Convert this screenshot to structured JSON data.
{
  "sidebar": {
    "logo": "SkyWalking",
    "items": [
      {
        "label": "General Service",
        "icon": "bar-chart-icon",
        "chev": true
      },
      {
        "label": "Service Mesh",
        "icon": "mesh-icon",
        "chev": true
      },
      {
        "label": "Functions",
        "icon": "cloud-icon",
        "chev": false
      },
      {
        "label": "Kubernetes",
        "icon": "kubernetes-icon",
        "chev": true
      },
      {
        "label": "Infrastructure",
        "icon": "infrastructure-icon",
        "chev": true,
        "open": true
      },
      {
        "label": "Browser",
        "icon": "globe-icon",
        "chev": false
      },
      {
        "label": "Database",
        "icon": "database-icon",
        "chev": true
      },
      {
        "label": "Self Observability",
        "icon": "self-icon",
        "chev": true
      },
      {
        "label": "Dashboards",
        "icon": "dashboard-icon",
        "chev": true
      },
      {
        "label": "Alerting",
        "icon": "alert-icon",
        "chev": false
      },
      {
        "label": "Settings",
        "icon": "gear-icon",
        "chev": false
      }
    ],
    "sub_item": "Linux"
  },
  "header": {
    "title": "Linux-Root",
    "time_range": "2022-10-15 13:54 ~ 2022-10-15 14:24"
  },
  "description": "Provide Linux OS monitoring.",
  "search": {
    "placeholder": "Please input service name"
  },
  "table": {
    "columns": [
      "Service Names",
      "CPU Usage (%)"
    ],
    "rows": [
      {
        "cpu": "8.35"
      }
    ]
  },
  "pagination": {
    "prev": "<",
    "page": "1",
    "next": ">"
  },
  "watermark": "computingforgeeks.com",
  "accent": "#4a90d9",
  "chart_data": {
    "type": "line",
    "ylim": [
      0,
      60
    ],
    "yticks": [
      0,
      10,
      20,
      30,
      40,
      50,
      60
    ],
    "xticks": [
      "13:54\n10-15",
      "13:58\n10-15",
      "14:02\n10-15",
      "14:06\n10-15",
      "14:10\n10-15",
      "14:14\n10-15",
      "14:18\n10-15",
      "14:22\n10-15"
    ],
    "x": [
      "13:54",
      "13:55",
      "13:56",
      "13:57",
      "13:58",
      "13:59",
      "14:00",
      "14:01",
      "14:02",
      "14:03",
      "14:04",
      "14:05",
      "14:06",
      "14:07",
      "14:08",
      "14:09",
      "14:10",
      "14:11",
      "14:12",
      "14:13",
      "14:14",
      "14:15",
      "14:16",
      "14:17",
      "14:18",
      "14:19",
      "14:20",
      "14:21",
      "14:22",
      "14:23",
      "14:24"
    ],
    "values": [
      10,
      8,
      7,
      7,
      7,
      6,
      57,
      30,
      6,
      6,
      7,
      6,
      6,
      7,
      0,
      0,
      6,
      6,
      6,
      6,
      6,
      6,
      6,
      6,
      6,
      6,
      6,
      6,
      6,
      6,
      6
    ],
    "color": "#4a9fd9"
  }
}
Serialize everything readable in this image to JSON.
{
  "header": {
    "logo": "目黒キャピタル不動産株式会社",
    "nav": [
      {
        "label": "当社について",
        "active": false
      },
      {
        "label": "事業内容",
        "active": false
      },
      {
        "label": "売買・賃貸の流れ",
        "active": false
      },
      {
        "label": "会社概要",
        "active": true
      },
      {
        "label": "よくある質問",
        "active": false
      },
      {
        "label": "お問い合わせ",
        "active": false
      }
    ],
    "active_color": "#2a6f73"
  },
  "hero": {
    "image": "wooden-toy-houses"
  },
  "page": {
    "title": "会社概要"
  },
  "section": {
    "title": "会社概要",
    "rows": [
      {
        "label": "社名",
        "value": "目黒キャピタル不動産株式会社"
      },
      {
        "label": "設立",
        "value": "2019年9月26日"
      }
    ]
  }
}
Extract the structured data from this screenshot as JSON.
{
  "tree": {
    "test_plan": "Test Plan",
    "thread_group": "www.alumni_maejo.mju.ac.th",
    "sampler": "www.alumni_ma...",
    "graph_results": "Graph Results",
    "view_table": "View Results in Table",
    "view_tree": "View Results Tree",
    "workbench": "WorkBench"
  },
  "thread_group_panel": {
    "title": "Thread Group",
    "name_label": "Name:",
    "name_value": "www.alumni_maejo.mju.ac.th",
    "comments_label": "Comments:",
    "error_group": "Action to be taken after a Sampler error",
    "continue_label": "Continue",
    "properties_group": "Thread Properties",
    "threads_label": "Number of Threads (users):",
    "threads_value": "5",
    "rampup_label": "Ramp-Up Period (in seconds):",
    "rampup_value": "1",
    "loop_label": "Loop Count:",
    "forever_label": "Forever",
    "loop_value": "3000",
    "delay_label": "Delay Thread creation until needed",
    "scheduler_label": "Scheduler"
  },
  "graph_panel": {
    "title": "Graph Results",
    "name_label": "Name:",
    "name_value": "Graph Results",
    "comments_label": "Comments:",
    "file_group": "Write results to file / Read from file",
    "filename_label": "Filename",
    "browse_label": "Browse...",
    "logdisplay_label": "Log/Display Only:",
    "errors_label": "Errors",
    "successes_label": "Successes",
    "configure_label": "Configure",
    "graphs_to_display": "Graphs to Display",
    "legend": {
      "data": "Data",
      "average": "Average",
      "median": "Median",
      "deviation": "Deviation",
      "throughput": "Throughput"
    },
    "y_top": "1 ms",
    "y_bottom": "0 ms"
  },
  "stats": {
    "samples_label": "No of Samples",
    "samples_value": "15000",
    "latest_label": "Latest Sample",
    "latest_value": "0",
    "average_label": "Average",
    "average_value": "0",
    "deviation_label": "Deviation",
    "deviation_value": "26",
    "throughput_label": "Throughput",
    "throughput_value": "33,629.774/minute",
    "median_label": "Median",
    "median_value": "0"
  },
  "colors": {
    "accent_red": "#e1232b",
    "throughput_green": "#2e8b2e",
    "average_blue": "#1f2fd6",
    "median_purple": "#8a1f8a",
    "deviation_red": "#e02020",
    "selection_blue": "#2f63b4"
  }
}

-*-*-

Set every line of the listing down word for word.

■ FULL ANSWER:
Convert this screenshot to structured JSON data.
{
  "sidebar": {
    "logo": "SkyWalking",
    "items": [
      {
        "label": "General Service",
        "icon": "bar-chart-icon",
        "chev": true
      },
      {
        "label": "Service Mesh",
        "icon": "mesh-icon",
        "chev": true
      },
      {
        "label": "Functions",
        "icon": "cloud-icon",
        "chev": false
      },
      {
        "label": "Kubernetes",
        "icon": "kubernetes-icon",
        "chev": true
      },
      {
        "label": "Infrastructure",
        "icon": "infrastructure-icon",
        "chev": true,
        "open": true
      },
      {
        "label": "Browser",
        "icon": "globe-icon",
        "chev": false
      },
      {
        "label": "Database",
        "icon": "database-icon",
        "chev": true
      },
      {
        "label": "Self Observability",
        "icon": "self-icon",
        "chev": true
      },
      {
        "label": "Dashboards",
        "icon": "dashboard-icon",
        "chev": true
      },
      {
        "label": "Alerting",
        "icon": "alert-icon",
        "chev": false
      },
      {
        "label": "Settings",
        "icon": "gear-icon",
        "chev": false
      }
    ],
    "sub_item": "Linux"
  },
  "header": {
    "title": "Linux-Root",
    "time_range": "2022-10-15 13:54 ~ 2022-10-15 14:24"
  },
  "description": "Provide Linux OS monitoring.",
  "search": {
    "placeholder": "Please input service name"
  },
  "table": {
    "columns": [
      "Service Names",
      "CPU Usage (%)"
    ],
    "rows": [
      {
        "cpu": "8.35"
      }
    ]
  },
  "pagination": {
    "prev": "<",
    "page": "1",
    "next": ">"
  },
  "watermark": "computingforgeeks.com",
  "accent": "#4a90d9",
  "chart_data": {
    "type": "line",
    "ylim": [
      0,
      60
    ],
    "yticks": [
      0,
      10,
      20,
      30,
      40,
      50,
      60
    ],
    "xticks": [
      "13:54\n10-15",
      "13:58\n10-15",
      "14:02\n10-15",
      "14:06\n10-15",
      "14:10\n10-15",
      "14:14\n10-15",
      "14:18\n10-15",
      "14:22\n10-15"
    ],
    "x": [
      "13:54",
      "13:55",
      "13:56",
      "13:57",
      "13:58",
      "13:59",
      "14:00",
      "14:01",
      "14:02",
      "14:03",
      "14:04",
      "14:05",
      "14:06",
      "14:07",
      "14:08",
      "14:09",
      "14:10",
      "14:11",
      "14:12",
      "14:13",
      "14:14",
      "14:15",
      "14:16",
      "14:17",
      "14:18",
      "14:19",
      "14:20",
      "14:21",
      "14:22",
      "14:23",
      "14:24"
    ],
    "values": [
      10,
      8,
      7,
      7,
      7,
      6,
      57,
      30,
      6,
      6,
      7,
      6,
      6,
      7,
      0,
      0,
      6,
      6,
      6,
      6,
      6,
      6,
      6,
      6,
      6,
      6,
      6,
      6,
      6,
      6,
      6
    ],
    "color": "#4a9fd9"
  }
}
Serialize everything readable in this image to JSON.
{
  "header": {
    "logo": "目黒キャピタル不動産株式会社",
    "nav": [
      {
        "label": "当社について",
        "active": false
      },
      {
        "label": "事業内容",
        "active": false
      },
      {
        "label": "売買・賃貸の流れ",
        "active": false
      },
      {
        "label": "会社概要",
        "active": true
      },
      {
        "label": "よくある質問",
        "active": false
      },
      {
        "label": "お問い合わせ",
        "active": false
      }
    ],
    "active_color": "#2a6f73"
  },
  "hero": {
    "image": "wooden-toy-houses"
  },
  "page": {
    "title": "会社概要"
  },
  "section": {
    "title": "会社概要",
    "rows": [
      {
        "label": "社名",
        "value": "目黒キャピタル不動産株式会社"
      },
      {
        "label": "設立",
        "value": "2019年9月26日"
      }
    ]
  }
}
Extract the structured data from this screenshot as JSON.
{
  "tree": {
    "test_plan": "Test Plan",
    "thread_group": "www.alumni_maejo.mju.ac.th",
    "sampler": "www.alumni_ma...",
    "graph_results": "Graph Results",
    "view_table": "View Results in Table",
    "view_tree": "View Results Tree",
    "workbench": "WorkBench"
  },
  "thread_group_panel": {
    "title": "Thread Group",
    "name_label": "Name:",
    "name_value": "www.alumni_maejo.mju.ac.th",
    "comments_label": "Comments:",
    "error_group": "Action to be taken after a Sampler error",
    "continue_label": "Continue",
    "properties_group": "Thread Properties",
    "threads_label": "Number of Threads (users):",
    "threads_value": "5",
    "rampup_label": "Ramp-Up Period (in seconds):",
    "rampup_value": "1",
    "loop_label": "Loop Count:",
    "forever_label": "Forever",
    "loop_value": "3000",
    "delay_label": "Delay Thread creation until needed",
    "scheduler_label": "Scheduler"
  },
  "graph_panel": {
    "title": "Graph Results",
    "name_label": "Name:",
    "name_value": "Graph Results",
    "comments_label": "Comments:",
    "file_group": "Write results to file / Read from file",
    "filename_label": "Filename",
    "browse_label": "Browse...",
    "logdisplay_label": "Log/Display Only:",
    "errors_label": "Errors",
    "successes_label": "Successes",
    "configure_label": "Configure",
    "graphs_to_display": "Graphs to Display",
    "legend": {
      "data": "Data",
      "average": "Average",
      "median": "Median",
      "deviation": "Deviation",
      "throughput": "Throughput"
    },
    "y_top": "1 ms",
    "y_bottom": "0 ms"
  },
  "stats": {
    "samples_label": "No of Samples",
    "samples_value": "15000",
    "latest_label": "Latest Sample",
    "latest_value": "0",
    "average_label": "Average",
    "average_value": "0",
    "deviation_label": "Deviation",
    "deviation_value": "26",
    "throughput_label": "Throughput",
    "throughput_value": "33,629.774/minute",
    "median_label": "Median",
    "median_value": "0"
  },
  "colors": {
    "accent_red": "#e1232b",
    "throughput_green": "#2e8b2e",
    "average_blue": "#1f2fd6",
    "median_purple": "#8a1f8a",
    "deviation_red": "#e02020",
    "selection_blue": "#2f63b4"
  }
}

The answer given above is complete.